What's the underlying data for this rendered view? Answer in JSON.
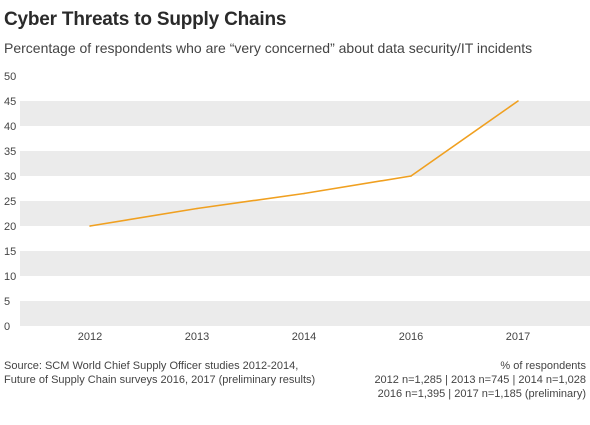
{
  "chart_data": {
    "type": "line",
    "title": "Cyber Threats to Supply Chains",
    "subtitle": "Percentage of respondents who are “very concerned” about data security/IT incidents",
    "categories": [
      "2012",
      "2013",
      "2014",
      "2016",
      "2017"
    ],
    "series": [
      {
        "values": [
          20,
          23.5,
          26.5,
          30,
          45
        ],
        "color": "#f0a020"
      }
    ],
    "yticks": [
      "0",
      "5",
      "10",
      "15",
      "20",
      "25",
      "30",
      "35",
      "40",
      "45",
      "50"
    ],
    "ylim": [
      0,
      50
    ],
    "grid": "alternating horizontal bands",
    "band_color": "#ebebeb",
    "xlabel": "",
    "ylabel": ""
  },
  "footnotes": {
    "source_line1": "Source: SCM World Chief Supply Officer studies 2012-2014,",
    "source_line2": "Future of Supply Chain surveys 2016, 2017 (preliminary results)",
    "legend_line1": "% of respondents",
    "legend_line2": "2012 n=1,285 | 2013 n=745 | 2014 n=1,028",
    "legend_line3": "2016 n=1,395 | 2017 n=1,185 (preliminary)"
  }
}
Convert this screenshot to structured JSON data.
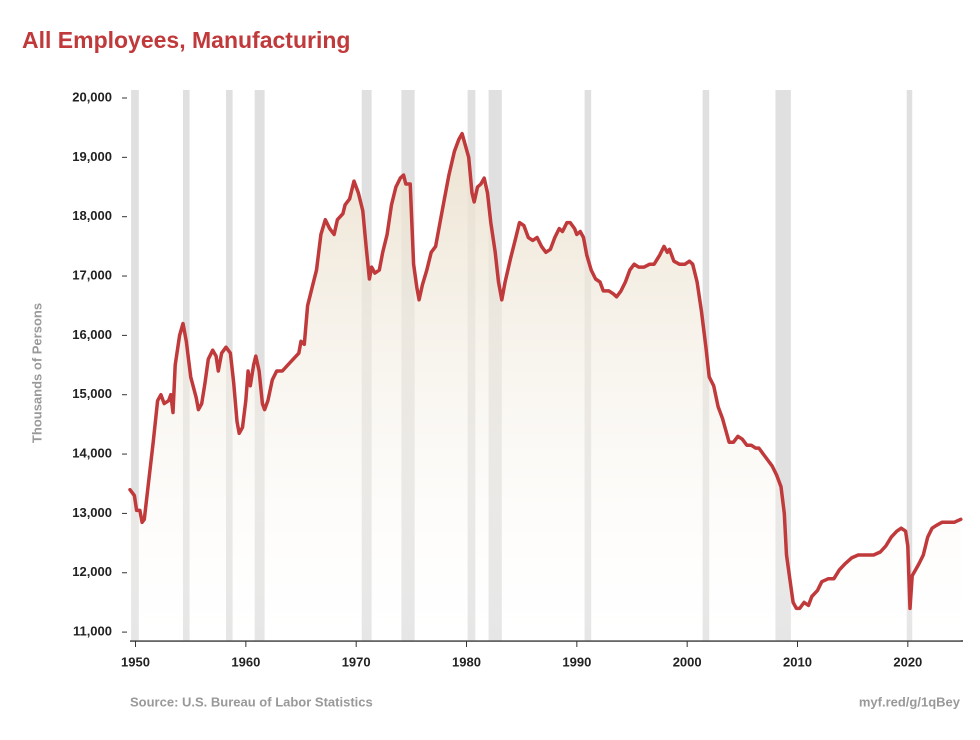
{
  "chart_data": {
    "type": "line",
    "title": "All Employees, Manufacturing",
    "y_label": "Thousands of Persons",
    "source": "Source: U.S. Bureau of Labor Statistics",
    "link": "myf.red/g/1qBey",
    "color": "#c0393b",
    "fill_color": "#eadfcb",
    "recession_color": "#e0e0e0",
    "xlim": [
      1949.5,
      2025
    ],
    "ylim": [
      10850,
      20000
    ],
    "xticks": [
      1950,
      1960,
      1970,
      1980,
      1990,
      2000,
      2010,
      2020
    ],
    "yticks": [
      {
        "value": 11000,
        "label": "11,000"
      },
      {
        "value": 12000,
        "label": "12,000"
      },
      {
        "value": 13000,
        "label": "13,000"
      },
      {
        "value": 14000,
        "label": "14,000"
      },
      {
        "value": 15000,
        "label": "15,000"
      },
      {
        "value": 16000,
        "label": "16,000"
      },
      {
        "value": 17000,
        "label": "17,000"
      },
      {
        "value": 18000,
        "label": "18,000"
      },
      {
        "value": 19000,
        "label": "19,000"
      },
      {
        "value": 20000,
        "label": "20,000"
      }
    ],
    "recessions": [
      [
        1949.6,
        1950.3
      ],
      [
        1954.3,
        1954.9
      ],
      [
        1958.2,
        1958.8
      ],
      [
        1960.8,
        1961.7
      ],
      [
        1970.5,
        1971.4
      ],
      [
        1974.1,
        1975.3
      ],
      [
        1980.1,
        1980.8
      ],
      [
        1982.0,
        1983.2
      ],
      [
        1990.7,
        1991.3
      ],
      [
        2001.4,
        2002.0
      ],
      [
        2008.0,
        2009.4
      ],
      [
        2019.9,
        2020.4
      ]
    ],
    "x": [
      1949.5,
      1949.9,
      1950.1,
      1950.4,
      1950.6,
      1950.8,
      1951.1,
      1951.6,
      1952.0,
      1952.3,
      1952.6,
      1953.0,
      1953.2,
      1953.4,
      1953.6,
      1954.0,
      1954.3,
      1954.6,
      1955.0,
      1955.5,
      1955.7,
      1956.0,
      1956.3,
      1956.6,
      1957.0,
      1957.3,
      1957.5,
      1957.8,
      1958.2,
      1958.6,
      1958.9,
      1959.2,
      1959.4,
      1959.7,
      1960.0,
      1960.2,
      1960.4,
      1960.7,
      1960.9,
      1961.2,
      1961.5,
      1961.7,
      1962.0,
      1962.4,
      1962.8,
      1963.3,
      1963.8,
      1964.3,
      1964.8,
      1965.0,
      1965.3,
      1965.6,
      1966.0,
      1966.4,
      1966.8,
      1967.2,
      1967.6,
      1968.0,
      1968.3,
      1968.8,
      1969.0,
      1969.4,
      1969.8,
      1970.2,
      1970.6,
      1970.9,
      1971.2,
      1971.4,
      1971.7,
      1972.1,
      1972.4,
      1972.8,
      1973.2,
      1973.6,
      1974.0,
      1974.3,
      1974.5,
      1974.9,
      1975.2,
      1975.5,
      1975.7,
      1976.0,
      1976.4,
      1976.8,
      1977.2,
      1977.6,
      1978.0,
      1978.4,
      1978.9,
      1979.3,
      1979.6,
      1979.9,
      1980.2,
      1980.5,
      1980.7,
      1981.0,
      1981.3,
      1981.6,
      1981.9,
      1982.2,
      1982.6,
      1982.9,
      1983.2,
      1983.5,
      1984.0,
      1984.4,
      1984.8,
      1985.2,
      1985.6,
      1986.0,
      1986.4,
      1986.8,
      1987.2,
      1987.6,
      1988.0,
      1988.4,
      1988.7,
      1989.1,
      1989.4,
      1989.8,
      1990.0,
      1990.3,
      1990.6,
      1990.9,
      1991.3,
      1991.7,
      1992.1,
      1992.4,
      1992.9,
      1993.3,
      1993.6,
      1994.0,
      1994.4,
      1994.8,
      1995.2,
      1995.6,
      1996.1,
      1996.6,
      1997.0,
      1997.5,
      1997.9,
      1998.2,
      1998.4,
      1998.8,
      1999.3,
      1999.8,
      2000.2,
      2000.5,
      2000.9,
      2001.3,
      2001.7,
      2002.0,
      2002.4,
      2002.8,
      2003.2,
      2003.5,
      2003.8,
      2004.2,
      2004.6,
      2005.0,
      2005.4,
      2005.8,
      2006.2,
      2006.5,
      2006.9,
      2007.3,
      2007.7,
      2008.1,
      2008.5,
      2008.8,
      2009.0,
      2009.3,
      2009.6,
      2009.9,
      2010.2,
      2010.6,
      2011.0,
      2011.3,
      2011.8,
      2012.2,
      2012.8,
      2013.3,
      2013.8,
      2014.3,
      2014.9,
      2015.5,
      2016.2,
      2016.9,
      2017.5,
      2018.0,
      2018.5,
      2019.0,
      2019.4,
      2019.8,
      2020.0,
      2020.2,
      2020.4,
      2020.7,
      2021.0,
      2021.4,
      2021.8,
      2022.2,
      2022.6,
      2023.1,
      2023.6,
      2024.2,
      2024.8
    ],
    "values": [
      13400,
      13300,
      13050,
      13050,
      12850,
      12900,
      13400,
      14200,
      14900,
      15000,
      14850,
      14900,
      15000,
      14700,
      15500,
      16000,
      16200,
      15900,
      15300,
      14950,
      14750,
      14850,
      15200,
      15600,
      15750,
      15650,
      15400,
      15700,
      15800,
      15700,
      15200,
      14550,
      14350,
      14450,
      14900,
      15400,
      15150,
      15500,
      15650,
      15400,
      14850,
      14750,
      14900,
      15250,
      15400,
      15400,
      15500,
      15600,
      15700,
      15900,
      15850,
      16500,
      16800,
      17100,
      17700,
      17950,
      17800,
      17700,
      17950,
      18050,
      18200,
      18300,
      18600,
      18400,
      18100,
      17500,
      16950,
      17150,
      17050,
      17100,
      17400,
      17700,
      18200,
      18500,
      18650,
      18700,
      18550,
      18550,
      17200,
      16800,
      16600,
      16850,
      17100,
      17400,
      17500,
      17900,
      18300,
      18700,
      19100,
      19300,
      19400,
      19200,
      19000,
      18400,
      18250,
      18500,
      18550,
      18650,
      18400,
      17900,
      17400,
      16900,
      16600,
      16900,
      17300,
      17600,
      17900,
      17850,
      17650,
      17600,
      17650,
      17500,
      17400,
      17450,
      17650,
      17800,
      17750,
      17900,
      17900,
      17800,
      17700,
      17750,
      17650,
      17350,
      17100,
      16950,
      16900,
      16750,
      16750,
      16700,
      16650,
      16750,
      16900,
      17100,
      17200,
      17150,
      17150,
      17200,
      17200,
      17350,
      17500,
      17400,
      17450,
      17250,
      17200,
      17200,
      17250,
      17200,
      16900,
      16400,
      15800,
      15300,
      15150,
      14800,
      14600,
      14400,
      14200,
      14200,
      14300,
      14250,
      14150,
      14150,
      14100,
      14100,
      14000,
      13900,
      13800,
      13650,
      13450,
      13000,
      12300,
      11900,
      11500,
      11400,
      11400,
      11500,
      11450,
      11600,
      11700,
      11850,
      11900,
      11900,
      12050,
      12150,
      12250,
      12300,
      12300,
      12300,
      12350,
      12450,
      12600,
      12700,
      12750,
      12700,
      12450,
      11400,
      11950,
      12050,
      12150,
      12300,
      12600,
      12750,
      12800,
      12850,
      12850,
      12850,
      12900
    ]
  }
}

## WHAT NEEDS TO BE DONE
Gather each line in the data that holds the string "preliminary".

## WRITTEN SOLUTION
    "source_line2": "Future of Supply Chain surveys 2016, 2017 (preliminary results)",
    "legend_line3": "2016 n=1,395 | 2017 n=1,185 (preliminary)"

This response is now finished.